[Begin]
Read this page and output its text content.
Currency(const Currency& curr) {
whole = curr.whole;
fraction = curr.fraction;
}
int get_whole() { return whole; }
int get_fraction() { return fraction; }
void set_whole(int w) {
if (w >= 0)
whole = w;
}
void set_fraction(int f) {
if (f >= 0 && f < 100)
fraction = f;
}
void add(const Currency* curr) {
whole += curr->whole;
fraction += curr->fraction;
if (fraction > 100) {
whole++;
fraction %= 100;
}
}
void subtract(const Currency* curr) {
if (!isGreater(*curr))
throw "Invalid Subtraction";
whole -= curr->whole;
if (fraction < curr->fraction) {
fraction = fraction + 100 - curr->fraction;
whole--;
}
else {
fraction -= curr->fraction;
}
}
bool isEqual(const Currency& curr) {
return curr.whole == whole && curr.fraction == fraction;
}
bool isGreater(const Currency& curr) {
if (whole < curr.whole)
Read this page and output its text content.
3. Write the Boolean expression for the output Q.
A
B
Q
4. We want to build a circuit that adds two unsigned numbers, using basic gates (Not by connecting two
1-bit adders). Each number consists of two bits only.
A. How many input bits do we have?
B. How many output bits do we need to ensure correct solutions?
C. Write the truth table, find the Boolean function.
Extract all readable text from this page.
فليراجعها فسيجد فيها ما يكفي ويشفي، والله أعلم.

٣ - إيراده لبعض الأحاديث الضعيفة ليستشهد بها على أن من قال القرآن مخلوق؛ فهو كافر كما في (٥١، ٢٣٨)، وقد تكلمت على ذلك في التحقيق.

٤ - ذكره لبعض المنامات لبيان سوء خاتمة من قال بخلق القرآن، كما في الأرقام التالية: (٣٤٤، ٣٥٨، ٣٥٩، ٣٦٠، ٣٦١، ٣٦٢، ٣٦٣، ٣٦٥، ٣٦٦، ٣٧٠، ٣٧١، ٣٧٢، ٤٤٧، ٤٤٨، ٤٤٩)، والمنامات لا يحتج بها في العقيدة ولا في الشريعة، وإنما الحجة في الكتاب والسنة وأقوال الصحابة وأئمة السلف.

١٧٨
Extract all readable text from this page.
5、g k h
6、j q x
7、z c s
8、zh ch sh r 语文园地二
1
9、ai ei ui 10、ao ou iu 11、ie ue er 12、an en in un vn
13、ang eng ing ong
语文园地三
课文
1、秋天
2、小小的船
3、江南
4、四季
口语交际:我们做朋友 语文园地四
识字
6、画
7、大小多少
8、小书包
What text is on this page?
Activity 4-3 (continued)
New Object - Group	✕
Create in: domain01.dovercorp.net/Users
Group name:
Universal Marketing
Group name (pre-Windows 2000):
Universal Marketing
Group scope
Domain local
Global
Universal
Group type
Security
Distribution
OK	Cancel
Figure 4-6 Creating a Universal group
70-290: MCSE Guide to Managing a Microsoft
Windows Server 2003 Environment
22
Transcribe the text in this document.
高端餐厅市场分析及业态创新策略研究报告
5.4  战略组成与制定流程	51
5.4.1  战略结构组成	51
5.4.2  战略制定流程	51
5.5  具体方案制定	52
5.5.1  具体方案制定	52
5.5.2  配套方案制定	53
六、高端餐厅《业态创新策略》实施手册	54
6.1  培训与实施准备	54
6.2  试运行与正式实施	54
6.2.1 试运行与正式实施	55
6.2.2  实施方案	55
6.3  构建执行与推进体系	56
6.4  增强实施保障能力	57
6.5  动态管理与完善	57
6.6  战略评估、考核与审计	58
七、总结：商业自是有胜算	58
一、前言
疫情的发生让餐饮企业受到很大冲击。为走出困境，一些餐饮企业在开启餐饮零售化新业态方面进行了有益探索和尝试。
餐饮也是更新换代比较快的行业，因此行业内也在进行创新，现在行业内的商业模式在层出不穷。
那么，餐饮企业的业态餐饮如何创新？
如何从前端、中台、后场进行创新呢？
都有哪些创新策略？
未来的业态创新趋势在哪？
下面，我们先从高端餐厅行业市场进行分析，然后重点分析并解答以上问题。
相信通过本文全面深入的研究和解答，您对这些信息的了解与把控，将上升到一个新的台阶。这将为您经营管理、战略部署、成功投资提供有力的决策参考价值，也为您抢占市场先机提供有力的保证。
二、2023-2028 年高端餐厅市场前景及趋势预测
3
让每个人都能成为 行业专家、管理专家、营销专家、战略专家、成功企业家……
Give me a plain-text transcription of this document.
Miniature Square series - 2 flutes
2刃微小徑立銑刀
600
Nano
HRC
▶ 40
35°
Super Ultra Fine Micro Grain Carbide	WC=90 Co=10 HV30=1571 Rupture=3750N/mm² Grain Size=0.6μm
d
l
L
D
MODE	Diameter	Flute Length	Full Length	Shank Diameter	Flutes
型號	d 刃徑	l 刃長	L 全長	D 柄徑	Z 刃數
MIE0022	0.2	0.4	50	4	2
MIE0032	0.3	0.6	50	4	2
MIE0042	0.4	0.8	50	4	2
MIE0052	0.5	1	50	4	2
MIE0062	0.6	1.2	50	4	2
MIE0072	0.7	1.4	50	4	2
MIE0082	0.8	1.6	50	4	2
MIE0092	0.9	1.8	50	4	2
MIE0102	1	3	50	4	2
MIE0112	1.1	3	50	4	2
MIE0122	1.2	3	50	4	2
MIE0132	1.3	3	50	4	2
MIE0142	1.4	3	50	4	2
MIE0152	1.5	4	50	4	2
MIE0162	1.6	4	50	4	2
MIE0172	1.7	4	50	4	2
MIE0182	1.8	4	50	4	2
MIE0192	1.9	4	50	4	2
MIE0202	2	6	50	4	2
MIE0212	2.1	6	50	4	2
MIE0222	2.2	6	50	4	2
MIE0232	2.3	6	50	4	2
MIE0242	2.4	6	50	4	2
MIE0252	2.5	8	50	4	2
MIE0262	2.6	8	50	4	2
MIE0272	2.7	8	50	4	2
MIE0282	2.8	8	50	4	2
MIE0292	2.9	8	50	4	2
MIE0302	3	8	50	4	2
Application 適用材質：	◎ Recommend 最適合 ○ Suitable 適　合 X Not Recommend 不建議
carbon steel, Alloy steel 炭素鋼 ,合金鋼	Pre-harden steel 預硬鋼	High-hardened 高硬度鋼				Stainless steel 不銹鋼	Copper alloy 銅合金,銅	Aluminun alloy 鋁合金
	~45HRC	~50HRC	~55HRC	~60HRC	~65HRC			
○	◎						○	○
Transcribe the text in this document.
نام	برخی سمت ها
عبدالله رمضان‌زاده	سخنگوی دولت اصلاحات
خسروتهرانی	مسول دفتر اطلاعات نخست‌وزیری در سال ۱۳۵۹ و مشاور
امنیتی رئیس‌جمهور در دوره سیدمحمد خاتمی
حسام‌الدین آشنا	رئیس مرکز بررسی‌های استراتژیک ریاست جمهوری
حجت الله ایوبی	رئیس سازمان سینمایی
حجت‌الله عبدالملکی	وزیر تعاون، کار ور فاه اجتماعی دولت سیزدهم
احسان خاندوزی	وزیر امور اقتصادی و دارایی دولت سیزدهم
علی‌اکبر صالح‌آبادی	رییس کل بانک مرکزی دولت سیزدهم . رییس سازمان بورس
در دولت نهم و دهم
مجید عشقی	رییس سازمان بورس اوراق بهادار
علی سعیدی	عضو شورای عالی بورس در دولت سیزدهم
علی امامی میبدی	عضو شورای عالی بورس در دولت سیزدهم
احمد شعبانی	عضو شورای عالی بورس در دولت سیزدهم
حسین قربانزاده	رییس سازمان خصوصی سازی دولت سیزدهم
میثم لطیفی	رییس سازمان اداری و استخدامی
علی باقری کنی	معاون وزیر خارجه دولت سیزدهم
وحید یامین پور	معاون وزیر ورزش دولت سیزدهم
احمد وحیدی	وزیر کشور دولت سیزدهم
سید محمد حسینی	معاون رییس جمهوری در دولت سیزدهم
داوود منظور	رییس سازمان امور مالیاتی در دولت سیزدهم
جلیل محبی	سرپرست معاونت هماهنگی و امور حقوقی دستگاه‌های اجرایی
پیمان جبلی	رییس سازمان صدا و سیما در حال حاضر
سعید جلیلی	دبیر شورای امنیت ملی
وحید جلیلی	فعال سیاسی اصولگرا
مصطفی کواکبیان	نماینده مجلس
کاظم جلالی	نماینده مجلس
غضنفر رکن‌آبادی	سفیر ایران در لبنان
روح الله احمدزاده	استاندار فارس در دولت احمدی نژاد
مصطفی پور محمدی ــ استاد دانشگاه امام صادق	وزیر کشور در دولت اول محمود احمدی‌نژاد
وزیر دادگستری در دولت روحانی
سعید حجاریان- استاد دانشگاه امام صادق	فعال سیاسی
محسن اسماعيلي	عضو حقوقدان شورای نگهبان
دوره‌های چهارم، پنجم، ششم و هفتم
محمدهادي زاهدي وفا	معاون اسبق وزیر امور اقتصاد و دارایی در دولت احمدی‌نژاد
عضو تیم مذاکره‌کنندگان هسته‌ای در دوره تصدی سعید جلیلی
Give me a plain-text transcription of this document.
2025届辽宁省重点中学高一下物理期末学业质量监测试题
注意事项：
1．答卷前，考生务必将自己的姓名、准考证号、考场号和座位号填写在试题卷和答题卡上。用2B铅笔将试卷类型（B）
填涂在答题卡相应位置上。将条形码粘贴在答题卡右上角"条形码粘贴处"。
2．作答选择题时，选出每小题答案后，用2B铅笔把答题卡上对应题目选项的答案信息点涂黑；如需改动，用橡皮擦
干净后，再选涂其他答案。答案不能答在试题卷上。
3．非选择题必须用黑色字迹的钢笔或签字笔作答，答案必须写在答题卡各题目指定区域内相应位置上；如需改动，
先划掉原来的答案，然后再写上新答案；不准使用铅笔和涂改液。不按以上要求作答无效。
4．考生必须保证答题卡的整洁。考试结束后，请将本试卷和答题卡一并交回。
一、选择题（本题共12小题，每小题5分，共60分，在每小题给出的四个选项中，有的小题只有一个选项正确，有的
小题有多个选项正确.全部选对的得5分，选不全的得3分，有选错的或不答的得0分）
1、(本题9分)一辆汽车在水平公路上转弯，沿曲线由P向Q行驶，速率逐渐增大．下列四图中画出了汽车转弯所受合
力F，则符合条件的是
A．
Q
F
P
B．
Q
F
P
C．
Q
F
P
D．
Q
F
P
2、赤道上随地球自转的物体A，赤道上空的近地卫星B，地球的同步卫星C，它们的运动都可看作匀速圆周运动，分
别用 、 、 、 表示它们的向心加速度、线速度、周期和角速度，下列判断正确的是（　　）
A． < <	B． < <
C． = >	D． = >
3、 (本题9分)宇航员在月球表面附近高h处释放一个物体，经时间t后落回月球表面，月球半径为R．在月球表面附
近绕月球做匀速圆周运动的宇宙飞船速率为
[End]
**SET EXERCISE**.
From the data above, gather every line that includes the word "output".

**RESPONSE BELOW**.
Read this page and output its text content.
Read this page and output its text content.
3. Write the Boolean expression for the output Q.
B. How many output bits do we need to ensure correct solutions?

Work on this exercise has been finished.